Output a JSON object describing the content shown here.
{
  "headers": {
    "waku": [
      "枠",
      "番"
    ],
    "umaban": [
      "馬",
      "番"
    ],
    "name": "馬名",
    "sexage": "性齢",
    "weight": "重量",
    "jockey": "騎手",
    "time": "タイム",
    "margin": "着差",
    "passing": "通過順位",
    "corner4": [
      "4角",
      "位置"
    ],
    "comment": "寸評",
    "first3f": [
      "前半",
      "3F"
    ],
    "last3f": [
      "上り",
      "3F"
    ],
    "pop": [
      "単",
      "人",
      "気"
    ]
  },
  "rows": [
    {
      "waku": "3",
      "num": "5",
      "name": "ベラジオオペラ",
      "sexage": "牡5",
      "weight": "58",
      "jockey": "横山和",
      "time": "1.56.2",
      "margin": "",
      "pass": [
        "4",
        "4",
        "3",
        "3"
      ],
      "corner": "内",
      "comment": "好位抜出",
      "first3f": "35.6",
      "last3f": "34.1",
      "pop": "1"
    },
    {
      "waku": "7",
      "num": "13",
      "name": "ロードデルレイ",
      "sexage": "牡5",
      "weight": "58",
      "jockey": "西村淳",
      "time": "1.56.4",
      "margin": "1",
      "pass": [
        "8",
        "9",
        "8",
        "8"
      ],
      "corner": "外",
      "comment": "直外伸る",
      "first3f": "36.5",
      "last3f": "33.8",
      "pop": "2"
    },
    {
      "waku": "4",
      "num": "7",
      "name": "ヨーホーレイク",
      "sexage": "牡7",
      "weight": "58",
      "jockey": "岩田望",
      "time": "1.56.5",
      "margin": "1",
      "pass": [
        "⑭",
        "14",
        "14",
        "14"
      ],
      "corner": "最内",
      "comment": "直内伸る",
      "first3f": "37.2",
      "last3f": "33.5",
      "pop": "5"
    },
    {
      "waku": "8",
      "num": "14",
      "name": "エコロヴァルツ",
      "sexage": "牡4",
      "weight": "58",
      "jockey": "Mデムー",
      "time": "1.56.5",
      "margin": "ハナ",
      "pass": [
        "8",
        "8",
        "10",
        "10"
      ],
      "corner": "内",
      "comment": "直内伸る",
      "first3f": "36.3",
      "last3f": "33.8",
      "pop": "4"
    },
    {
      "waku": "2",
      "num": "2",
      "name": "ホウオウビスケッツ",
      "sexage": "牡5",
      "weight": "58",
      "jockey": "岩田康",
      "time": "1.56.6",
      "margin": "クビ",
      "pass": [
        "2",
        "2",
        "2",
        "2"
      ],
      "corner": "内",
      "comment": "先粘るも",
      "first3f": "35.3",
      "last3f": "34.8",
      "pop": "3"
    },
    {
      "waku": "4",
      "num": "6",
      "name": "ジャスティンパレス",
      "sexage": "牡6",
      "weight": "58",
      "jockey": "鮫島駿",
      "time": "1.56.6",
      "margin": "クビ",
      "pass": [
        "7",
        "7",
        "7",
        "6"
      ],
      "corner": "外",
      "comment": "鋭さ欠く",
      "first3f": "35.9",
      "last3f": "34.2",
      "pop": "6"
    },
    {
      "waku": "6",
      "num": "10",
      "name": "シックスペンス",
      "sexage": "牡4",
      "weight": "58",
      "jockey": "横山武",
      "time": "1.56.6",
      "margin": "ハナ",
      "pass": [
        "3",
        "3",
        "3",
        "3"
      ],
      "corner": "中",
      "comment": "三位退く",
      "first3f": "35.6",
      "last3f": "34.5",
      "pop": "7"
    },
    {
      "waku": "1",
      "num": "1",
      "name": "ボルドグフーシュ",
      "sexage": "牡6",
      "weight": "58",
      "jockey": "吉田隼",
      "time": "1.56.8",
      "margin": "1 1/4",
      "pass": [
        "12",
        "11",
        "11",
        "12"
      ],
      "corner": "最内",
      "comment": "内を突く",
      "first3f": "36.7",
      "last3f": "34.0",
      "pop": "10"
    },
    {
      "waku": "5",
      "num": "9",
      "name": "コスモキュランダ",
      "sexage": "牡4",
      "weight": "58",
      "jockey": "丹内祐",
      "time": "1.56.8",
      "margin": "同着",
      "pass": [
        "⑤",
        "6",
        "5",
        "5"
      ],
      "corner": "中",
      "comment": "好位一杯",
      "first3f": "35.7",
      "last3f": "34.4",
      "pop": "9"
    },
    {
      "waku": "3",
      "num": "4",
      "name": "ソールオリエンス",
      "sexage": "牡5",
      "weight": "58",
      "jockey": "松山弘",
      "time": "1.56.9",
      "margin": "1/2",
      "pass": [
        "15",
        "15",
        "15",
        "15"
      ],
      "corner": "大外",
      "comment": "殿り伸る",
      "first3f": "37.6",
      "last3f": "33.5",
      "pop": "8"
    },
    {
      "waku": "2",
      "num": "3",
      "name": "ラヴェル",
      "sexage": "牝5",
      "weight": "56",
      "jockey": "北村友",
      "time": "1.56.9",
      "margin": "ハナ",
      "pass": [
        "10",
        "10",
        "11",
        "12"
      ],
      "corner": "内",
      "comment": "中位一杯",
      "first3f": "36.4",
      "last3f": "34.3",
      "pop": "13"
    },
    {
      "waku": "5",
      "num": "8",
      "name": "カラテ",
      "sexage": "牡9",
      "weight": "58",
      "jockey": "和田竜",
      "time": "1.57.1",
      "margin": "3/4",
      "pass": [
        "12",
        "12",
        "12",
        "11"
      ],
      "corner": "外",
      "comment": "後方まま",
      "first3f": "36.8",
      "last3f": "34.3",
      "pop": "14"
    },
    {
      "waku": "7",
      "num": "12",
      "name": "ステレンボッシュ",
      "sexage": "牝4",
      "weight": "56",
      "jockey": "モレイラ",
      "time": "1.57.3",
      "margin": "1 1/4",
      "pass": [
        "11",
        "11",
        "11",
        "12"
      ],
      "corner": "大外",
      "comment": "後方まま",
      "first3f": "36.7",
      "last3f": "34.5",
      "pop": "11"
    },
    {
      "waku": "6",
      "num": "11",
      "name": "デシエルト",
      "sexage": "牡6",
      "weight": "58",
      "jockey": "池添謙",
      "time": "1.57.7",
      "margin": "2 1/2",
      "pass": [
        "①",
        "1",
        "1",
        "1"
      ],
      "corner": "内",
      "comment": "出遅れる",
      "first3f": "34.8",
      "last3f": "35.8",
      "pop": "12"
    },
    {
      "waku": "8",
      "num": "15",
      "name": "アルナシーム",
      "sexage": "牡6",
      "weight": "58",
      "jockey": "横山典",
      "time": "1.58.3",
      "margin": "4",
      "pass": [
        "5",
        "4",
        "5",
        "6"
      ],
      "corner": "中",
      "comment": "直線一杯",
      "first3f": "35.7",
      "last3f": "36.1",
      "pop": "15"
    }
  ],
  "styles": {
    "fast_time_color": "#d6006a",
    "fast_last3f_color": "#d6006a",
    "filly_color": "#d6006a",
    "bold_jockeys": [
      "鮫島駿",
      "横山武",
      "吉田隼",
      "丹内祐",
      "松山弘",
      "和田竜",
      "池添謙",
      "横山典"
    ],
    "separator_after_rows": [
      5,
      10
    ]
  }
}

[The problem]: Output all of the data above without any alteration.

[Worked answer]:
Output a JSON object describing the content shown here.
{
  "headers": {
    "waku": [
      "枠",
      "番"
    ],
    "umaban": [
      "馬",
      "番"
    ],
    "name": "馬名",
    "sexage": "性齢",
    "weight": "重量",
    "jockey": "騎手",
    "time": "タイム",
    "margin": "着差",
    "passing": "通過順位",
    "corner4": [
      "4角",
      "位置"
    ],
    "comment": "寸評",
    "first3f": [
      "前半",
      "3F"
    ],
    "last3f": [
      "上り",
      "3F"
    ],
    "pop": [
      "単",
      "人",
      "気"
    ]
  },
  "rows": [
    {
      "waku": "3",
      "num": "5",
      "name": "ベラジオオペラ",
      "sexage": "牡5",
      "weight": "58",
      "jockey": "横山和",
      "time": "1.56.2",
      "margin": "",
      "pass": [
        "4",
        "4",
        "3",
        "3"
      ],
      "corner": "内",
      "comment": "好位抜出",
      "first3f": "35.6",
      "last3f": "34.1",
      "pop": "1"
    },
    {
      "waku": "7",
      "num": "13",
      "name": "ロードデルレイ",
      "sexage": "牡5",
      "weight": "58",
      "jockey": "西村淳",
      "time": "1.56.4",
      "margin": "1",
      "pass": [
        "8",
        "9",
        "8",
        "8"
      ],
      "corner": "外",
      "comment": "直外伸る",
      "first3f": "36.5",
      "last3f": "33.8",
      "pop": "2"
    },
    {
      "waku": "4",
      "num": "7",
      "name": "ヨーホーレイク",
      "sexage": "牡7",
      "weight": "58",
      "jockey": "岩田望",
      "time": "1.56.5",
      "margin": "1",
      "pass": [
        "⑭",
        "14",
        "14",
        "14"
      ],
      "corner": "最内",
      "comment": "直内伸る",
      "first3f": "37.2",
      "last3f": "33.5",
      "pop": "5"
    },
    {
      "waku": "8",
      "num": "14",
      "name": "エコロヴァルツ",
      "sexage": "牡4",
      "weight": "58",
      "jockey": "Mデムー",
      "time": "1.56.5",
      "margin": "ハナ",
      "pass": [
        "8",
        "8",
        "10",
        "10"
      ],
      "corner": "内",
      "comment": "直内伸る",
      "first3f": "36.3",
      "last3f": "33.8",
      "pop": "4"
    },
    {
      "waku": "2",
      "num": "2",
      "name": "ホウオウビスケッツ",
      "sexage": "牡5",
      "weight": "58",
      "jockey": "岩田康",
      "time": "1.56.6",
      "margin": "クビ",
      "pass": [
        "2",
        "2",
        "2",
        "2"
      ],
      "corner": "内",
      "comment": "先粘るも",
      "first3f": "35.3",
      "last3f": "34.8",
      "pop": "3"
    },
    {
      "waku": "4",
      "num": "6",
      "name": "ジャスティンパレス",
      "sexage": "牡6",
      "weight": "58",
      "jockey": "鮫島駿",
      "time": "1.56.6",
      "margin": "クビ",
      "pass": [
        "7",
        "7",
        "7",
        "6"
      ],
      "corner": "外",
      "comment": "鋭さ欠く",
      "first3f": "35.9",
      "last3f": "34.2",
      "pop": "6"
    },
    {
      "waku": "6",
      "num": "10",
      "name": "シックスペンス",
      "sexage": "牡4",
      "weight": "58",
      "jockey": "横山武",
      "time": "1.56.6",
      "margin": "ハナ",
      "pass": [
        "3",
        "3",
        "3",
        "3"
      ],
      "corner": "中",
      "comment": "三位退く",
      "first3f": "35.6",
      "last3f": "34.5",
      "pop": "7"
    },
    {
      "waku": "1",
      "num": "1",
      "name": "ボルドグフーシュ",
      "sexage": "牡6",
      "weight": "58",
      "jockey": "吉田隼",
      "time": "1.56.8",
      "margin": "1 1/4",
      "pass": [
        "12",
        "11",
        "11",
        "12"
      ],
      "corner": "最内",
      "comment": "内を突く",
      "first3f": "36.7",
      "last3f": "34.0",
      "pop": "10"
    },
    {
      "waku": "5",
      "num": "9",
      "name": "コスモキュランダ",
      "sexage": "牡4",
      "weight": "58",
      "jockey": "丹内祐",
      "time": "1.56.8",
      "margin": "同着",
      "pass": [
        "⑤",
        "6",
        "5",
        "5"
      ],
      "corner": "中",
      "comment": "好位一杯",
      "first3f": "35.7",
      "last3f": "34.4",
      "pop": "9"
    },
    {
      "waku": "3",
      "num": "4",
      "name": "ソールオリエンス",
      "sexage": "牡5",
      "weight": "58",
      "jockey": "松山弘",
      "time": "1.56.9",
      "margin": "1/2",
      "pass": [
        "15",
        "15",
        "15",
        "15"
      ],
      "corner": "大外",
      "comment": "殿り伸る",
      "first3f": "37.6",
      "last3f": "33.5",
      "pop": "8"
    },
    {
      "waku": "2",
      "num": "3",
      "name": "ラヴェル",
      "sexage": "牝5",
      "weight": "56",
      "jockey": "北村友",
      "time": "1.56.9",
      "margin": "ハナ",
      "pass": [
        "10",
        "10",
        "11",
        "12"
      ],
      "corner": "内",
      "comment": "中位一杯",
      "first3f": "36.4",
      "last3f": "34.3",
      "pop": "13"
    },
    {
      "waku": "5",
      "num": "8",
      "name": "カラテ",
      "sexage": "牡9",
      "weight": "58",
      "jockey": "和田竜",
      "time": "1.57.1",
      "margin": "3/4",
      "pass": [
        "12",
        "12",
        "12",
        "11"
      ],
      "corner": "外",
      "comment": "後方まま",
      "first3f": "36.8",
      "last3f": "34.3",
      "pop": "14"
    },
    {
      "waku": "7",
      "num": "12",
      "name": "ステレンボッシュ",
      "sexage": "牝4",
      "weight": "56",
      "jockey": "モレイラ",
      "time": "1.57.3",
      "margin": "1 1/4",
      "pass": [
        "11",
        "11",
        "11",
        "12"
      ],
      "corner": "大外",
      "comment": "後方まま",
      "first3f": "36.7",
      "last3f": "34.5",
      "pop": "11"
    },
    {
      "waku": "6",
      "num": "11",
      "name": "デシエルト",
      "sexage": "牡6",
      "weight": "58",
      "jockey": "池添謙",
      "time": "1.57.7",
      "margin": "2 1/2",
      "pass": [
        "①",
        "1",
        "1",
        "1"
      ],
      "corner": "内",
      "comment": "出遅れる",
      "first3f": "34.8",
      "last3f": "35.8",
      "pop": "12"
    },
    {
      "waku": "8",
      "num": "15",
      "name": "アルナシーム",
      "sexage": "牡6",
      "weight": "58",
      "jockey": "横山典",
      "time": "1.58.3",
      "margin": "4",
      "pass": [
        "5",
        "4",
        "5",
        "6"
      ],
      "corner": "中",
      "comment": "直線一杯",
      "first3f": "35.7",
      "last3f": "36.1",
      "pop": "15"
    }
  ],
  "styles": {
    "fast_time_color": "#d6006a",
    "fast_last3f_color": "#d6006a",
    "filly_color": "#d6006a",
    "bold_jockeys": [
      "鮫島駿",
      "横山武",
      "吉田隼",
      "丹内祐",
      "松山弘",
      "和田竜",
      "池添謙",
      "横山典"
    ],
    "separator_after_rows": [
      5,
      10
    ]
  }
}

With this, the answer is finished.